=== Raw records ===

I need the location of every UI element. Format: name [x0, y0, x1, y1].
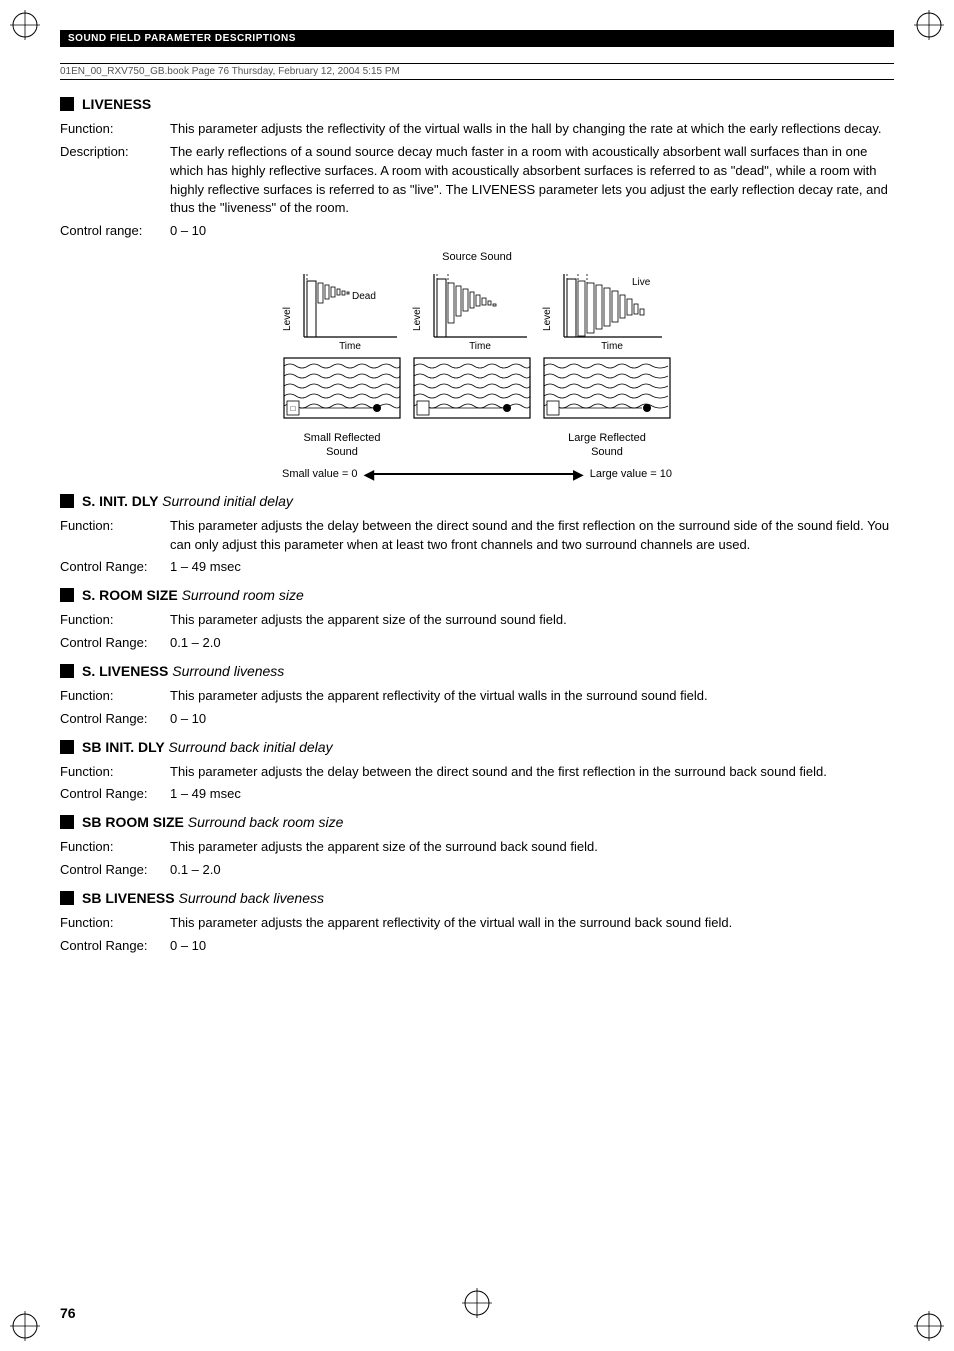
room-middle [412, 356, 532, 445]
sb-room-size-control-range: Control Range: 0.1 – 2.0 [60, 861, 894, 880]
svg-text:Level: Level [282, 307, 293, 331]
room-diagrams-row: □ Small ReflectedSound [282, 356, 672, 460]
diagrams-row: Level Time [282, 269, 672, 354]
liveness-def-table: Function: This parameter adjusts the ref… [60, 120, 894, 218]
s-init-dly-function-row: Function: This parameter adjusts the del… [60, 517, 894, 555]
corner-mark-tl [10, 10, 40, 40]
liveness-description-row: Description: The early reflections of a … [60, 143, 894, 218]
sb-init-dly-control-range: Control Range: 1 – 49 msec [60, 785, 894, 804]
diagram-dead: Level Time [282, 269, 402, 354]
heading-bullet [60, 494, 74, 508]
s-init-dly-heading: S. INIT. DLY Surround initial delay [60, 493, 894, 509]
sb-room-size-def-table: Function: This parameter adjusts the app… [60, 838, 894, 857]
liveness-control-range: Control range: 0 – 10 [60, 222, 894, 241]
sb-room-size-heading: SB ROOM SIZE Surround back room size [60, 814, 894, 830]
large-reflected-label: Large ReflectedSound [568, 431, 646, 460]
room-dead: □ Small ReflectedSound [282, 356, 402, 460]
heading-bullet [60, 588, 74, 602]
section-sb-liveness: SB LIVENESS Surround back liveness Funct… [60, 890, 894, 956]
liveness-function-row: Function: This parameter adjusts the ref… [60, 120, 894, 139]
page-number: 76 [60, 1305, 76, 1321]
section-liveness: LIVENESS Function: This parameter adjust… [60, 96, 894, 483]
sb-init-dly-heading: SB INIT. DLY Surround back initial delay [60, 739, 894, 755]
svg-text:Time: Time [469, 341, 491, 352]
s-init-dly-def-table: Function: This parameter adjusts the del… [60, 517, 894, 555]
sb-liveness-control-range: Control Range: 0 – 10 [60, 937, 894, 956]
sb-init-dly-def-table: Function: This parameter adjusts the del… [60, 763, 894, 782]
room-live-svg [542, 356, 672, 431]
heading-bullet [60, 97, 74, 111]
diagram-live: Level Time [542, 269, 672, 354]
small-value-label: Small value = 0 [282, 468, 358, 480]
svg-text:Dead: Dead [352, 291, 376, 302]
s-room-size-heading: S. ROOM SIZE Surround room size [60, 587, 894, 603]
svg-text:□: □ [291, 404, 296, 413]
corner-mark-br [914, 1311, 944, 1341]
s-liveness-heading: S. LIVENESS Surround liveness [60, 663, 894, 679]
header-title: SOUND FIELD PARAMETER DESCRIPTIONS [68, 33, 296, 44]
svg-text:Live: Live [632, 277, 651, 288]
s-liveness-def-table: Function: This parameter adjusts the app… [60, 687, 894, 706]
liveness-heading: LIVENESS [60, 96, 894, 112]
svg-text:Time: Time [601, 341, 623, 352]
sb-liveness-def-table: Function: This parameter adjusts the app… [60, 914, 894, 933]
sb-liveness-function-row: Function: This parameter adjusts the app… [60, 914, 894, 933]
diagram-middle: Level Time [412, 269, 532, 354]
liveness-diagram: Source Sound Level Time [60, 251, 894, 483]
room-live: Large ReflectedSound [542, 356, 672, 460]
sb-init-dly-function-row: Function: This parameter adjusts the del… [60, 763, 894, 782]
dead-chart-svg: Level Time [282, 269, 402, 354]
sb-room-size-function-row: Function: This parameter adjusts the app… [60, 838, 894, 857]
section-s-init-dly: S. INIT. DLY Surround initial delay Func… [60, 493, 894, 578]
heading-bullet [60, 664, 74, 678]
svg-text:Level: Level [542, 307, 553, 331]
large-value-label: Large value = 10 [590, 468, 672, 480]
section-s-liveness: S. LIVENESS Surround liveness Function: … [60, 663, 894, 729]
source-sound-label: Source Sound [442, 251, 512, 263]
s-room-size-function-row: Function: This parameter adjusts the app… [60, 611, 894, 630]
s-liveness-control-range: Control Range: 0 – 10 [60, 710, 894, 729]
middle-room-label [470, 431, 473, 445]
center-crosshair [462, 1288, 492, 1321]
corner-mark-bl [10, 1311, 40, 1341]
small-reflected-label: Small ReflectedSound [303, 431, 380, 460]
room-middle-svg [412, 356, 532, 431]
section-sb-room-size: SB ROOM SIZE Surround back room size Fun… [60, 814, 894, 880]
live-chart-svg: Level Time [542, 269, 672, 354]
heading-bullet [60, 891, 74, 905]
s-init-dly-control-range: Control Range: 1 – 49 msec [60, 558, 894, 577]
s-liveness-function-row: Function: This parameter adjusts the app… [60, 687, 894, 706]
file-info: 01EN_00_RXV750_GB.book Page 76 Thursday,… [60, 63, 894, 80]
svg-text:Time: Time [339, 341, 361, 352]
svg-text:Level: Level [412, 307, 423, 331]
section-s-room-size: S. ROOM SIZE Surround room size Function… [60, 587, 894, 653]
s-room-size-def-table: Function: This parameter adjusts the app… [60, 611, 894, 630]
room-dead-svg: □ [282, 356, 402, 431]
heading-bullet [60, 740, 74, 754]
header-bar: SOUND FIELD PARAMETER DESCRIPTIONS [60, 30, 894, 47]
heading-bullet [60, 815, 74, 829]
corner-mark-tr [914, 10, 944, 40]
middle-chart-svg: Level Time [412, 269, 532, 354]
section-sb-init-dly: SB INIT. DLY Surround back initial delay… [60, 739, 894, 805]
sb-liveness-heading: SB LIVENESS Surround back liveness [60, 890, 894, 906]
value-arrow-row: Small value = 0 ◀ ▶ Large value = 10 [282, 466, 672, 483]
s-room-size-control-range: Control Range: 0.1 – 2.0 [60, 634, 894, 653]
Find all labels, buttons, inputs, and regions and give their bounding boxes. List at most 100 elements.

===

Copy all of the lines above word for word, leaving out the pictures.

→ **Exercise response**:
I need the location of every UI element. Format: name [x0, y0, x1, y1].
room-middle [412, 356, 532, 445]
sb-room-size-control-range: Control Range: 0.1 – 2.0 [60, 861, 894, 880]
svg-text:Level: Level [282, 307, 293, 331]
room-diagrams-row: □ Small ReflectedSound [282, 356, 672, 460]
diagrams-row: Level Time [282, 269, 672, 354]
liveness-def-table: Function: This parameter adjusts the ref… [60, 120, 894, 218]
s-init-dly-function-row: Function: This parameter adjusts the del… [60, 517, 894, 555]
corner-mark-tl [10, 10, 40, 40]
liveness-description-row: Description: The early reflections of a … [60, 143, 894, 218]
sb-init-dly-control-range: Control Range: 1 – 49 msec [60, 785, 894, 804]
diagram-dead: Level Time [282, 269, 402, 354]
heading-bullet [60, 494, 74, 508]
s-init-dly-heading: S. INIT. DLY Surround initial delay [60, 493, 894, 509]
sb-room-size-def-table: Function: This parameter adjusts the app… [60, 838, 894, 857]
liveness-control-range: Control range: 0 – 10 [60, 222, 894, 241]
sb-room-size-heading: SB ROOM SIZE Surround back room size [60, 814, 894, 830]
large-reflected-label: Large ReflectedSound [568, 431, 646, 460]
room-dead: □ Small ReflectedSound [282, 356, 402, 460]
heading-bullet [60, 588, 74, 602]
section-sb-liveness: SB LIVENESS Surround back liveness Funct… [60, 890, 894, 956]
liveness-function-row: Function: This parameter adjusts the ref… [60, 120, 894, 139]
page-number: 76 [60, 1305, 76, 1321]
section-liveness: LIVENESS Function: This parameter adjust… [60, 96, 894, 483]
sb-init-dly-heading: SB INIT. DLY Surround back initial delay [60, 739, 894, 755]
svg-text:Time: Time [469, 341, 491, 352]
s-init-dly-def-table: Function: This parameter adjusts the del… [60, 517, 894, 555]
sb-liveness-control-range: Control Range: 0 – 10 [60, 937, 894, 956]
sb-init-dly-def-table: Function: This parameter adjusts the del… [60, 763, 894, 782]
room-live-svg [542, 356, 672, 431]
heading-bullet [60, 97, 74, 111]
diagram-live: Level Time [542, 269, 672, 354]
small-value-label: Small value = 0 [282, 468, 358, 480]
svg-text:Dead: Dead [352, 291, 376, 302]
s-room-size-heading: S. ROOM SIZE Surround room size [60, 587, 894, 603]
svg-text:□: □ [291, 404, 296, 413]
corner-mark-br [914, 1311, 944, 1341]
s-liveness-heading: S. LIVENESS Surround liveness [60, 663, 894, 679]
header-title: SOUND FIELD PARAMETER DESCRIPTIONS [68, 33, 296, 44]
svg-text:Live: Live [632, 277, 651, 288]
s-liveness-def-table: Function: This parameter adjusts the app… [60, 687, 894, 706]
liveness-heading: LIVENESS [60, 96, 894, 112]
svg-text:Time: Time [601, 341, 623, 352]
sb-liveness-def-table: Function: This parameter adjusts the app… [60, 914, 894, 933]
sb-liveness-function-row: Function: This parameter adjusts the app… [60, 914, 894, 933]
diagram-middle: Level Time [412, 269, 532, 354]
liveness-diagram: Source Sound Level Time [60, 251, 894, 483]
room-live: Large ReflectedSound [542, 356, 672, 460]
sb-init-dly-function-row: Function: This parameter adjusts the del… [60, 763, 894, 782]
dead-chart-svg: Level Time [282, 269, 402, 354]
sb-room-size-function-row: Function: This parameter adjusts the app… [60, 838, 894, 857]
section-s-init-dly: S. INIT. DLY Surround initial delay Func… [60, 493, 894, 578]
heading-bullet [60, 664, 74, 678]
svg-text:Level: Level [542, 307, 553, 331]
large-value-label: Large value = 10 [590, 468, 672, 480]
section-s-liveness: S. LIVENESS Surround liveness Function: … [60, 663, 894, 729]
source-sound-label: Source Sound [442, 251, 512, 263]
s-room-size-function-row: Function: This parameter adjusts the app… [60, 611, 894, 630]
s-liveness-control-range: Control Range: 0 – 10 [60, 710, 894, 729]
middle-room-label [470, 431, 473, 445]
center-crosshair [462, 1288, 492, 1321]
corner-mark-bl [10, 1311, 40, 1341]
small-reflected-label: Small ReflectedSound [303, 431, 380, 460]
room-middle-svg [412, 356, 532, 431]
section-sb-room-size: SB ROOM SIZE Surround back room size Fun… [60, 814, 894, 880]
live-chart-svg: Level Time [542, 269, 672, 354]
heading-bullet [60, 891, 74, 905]
s-init-dly-control-range: Control Range: 1 – 49 msec [60, 558, 894, 577]
s-liveness-function-row: Function: This parameter adjusts the app… [60, 687, 894, 706]
file-info: 01EN_00_RXV750_GB.book Page 76 Thursday,… [60, 63, 894, 80]
svg-text:Time: Time [339, 341, 361, 352]
svg-text:Level: Level [412, 307, 423, 331]
section-s-room-size: S. ROOM SIZE Surround room size Function… [60, 587, 894, 653]
s-room-size-def-table: Function: This parameter adjusts the app… [60, 611, 894, 630]
room-dead-svg: □ [282, 356, 402, 431]
heading-bullet [60, 740, 74, 754]
header-bar: SOUND FIELD PARAMETER DESCRIPTIONS [60, 30, 894, 47]
heading-bullet [60, 815, 74, 829]
corner-mark-tr [914, 10, 944, 40]
middle-chart-svg: Level Time [412, 269, 532, 354]
section-sb-init-dly: SB INIT. DLY Surround back initial delay… [60, 739, 894, 805]
sb-liveness-heading: SB LIVENESS Surround back liveness [60, 890, 894, 906]
value-arrow-row: Small value = 0 ◀ ▶ Large value = 10 [282, 466, 672, 483]
s-room-size-control-range: Control Range: 0.1 – 2.0 [60, 634, 894, 653]
Find all labels, buttons, inputs, and regions and give their bounding boxes. List at most 100 elements.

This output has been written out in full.